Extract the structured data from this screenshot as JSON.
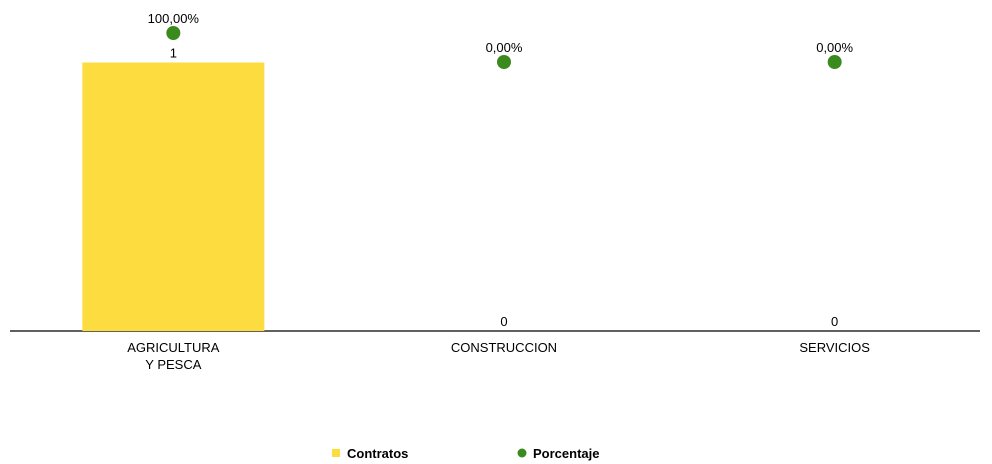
{
  "chart_data": {
    "type": "bar",
    "categories": [
      "AGRICULTURA\nY PESCA",
      "CONSTRUCCION",
      "SERVICIOS"
    ],
    "series": [
      {
        "name": "Contratos",
        "type": "bar",
        "color": "#fddc3f",
        "values": [
          1,
          0,
          0
        ]
      },
      {
        "name": "Porcentaje",
        "type": "scatter",
        "axis": "y2",
        "color": "#3a8a1e",
        "values": [
          100,
          0,
          0
        ],
        "value_labels": [
          "100,00%",
          "0,00%",
          "0,00%"
        ]
      }
    ],
    "ylim": [
      0,
      1.11
    ],
    "y2lim": [
      -928,
      100
    ],
    "legend": "bottom"
  }
}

******************************

Reproduce the listing above exactly, excluding all pictures.

- _RESULT BELOW_
Extract the structured data from this screenshot as JSON.
{
  "chart_data": {
    "type": "bar",
    "categories": [
      "AGRICULTURA\nY PESCA",
      "CONSTRUCCION",
      "SERVICIOS"
    ],
    "series": [
      {
        "name": "Contratos",
        "type": "bar",
        "color": "#fddc3f",
        "values": [
          1,
          0,
          0
        ]
      },
      {
        "name": "Porcentaje",
        "type": "scatter",
        "axis": "y2",
        "color": "#3a8a1e",
        "values": [
          100,
          0,
          0
        ],
        "value_labels": [
          "100,00%",
          "0,00%",
          "0,00%"
        ]
      }
    ],
    "ylim": [
      0,
      1.11
    ],
    "y2lim": [
      -928,
      100
    ],
    "legend": "bottom"
  }
}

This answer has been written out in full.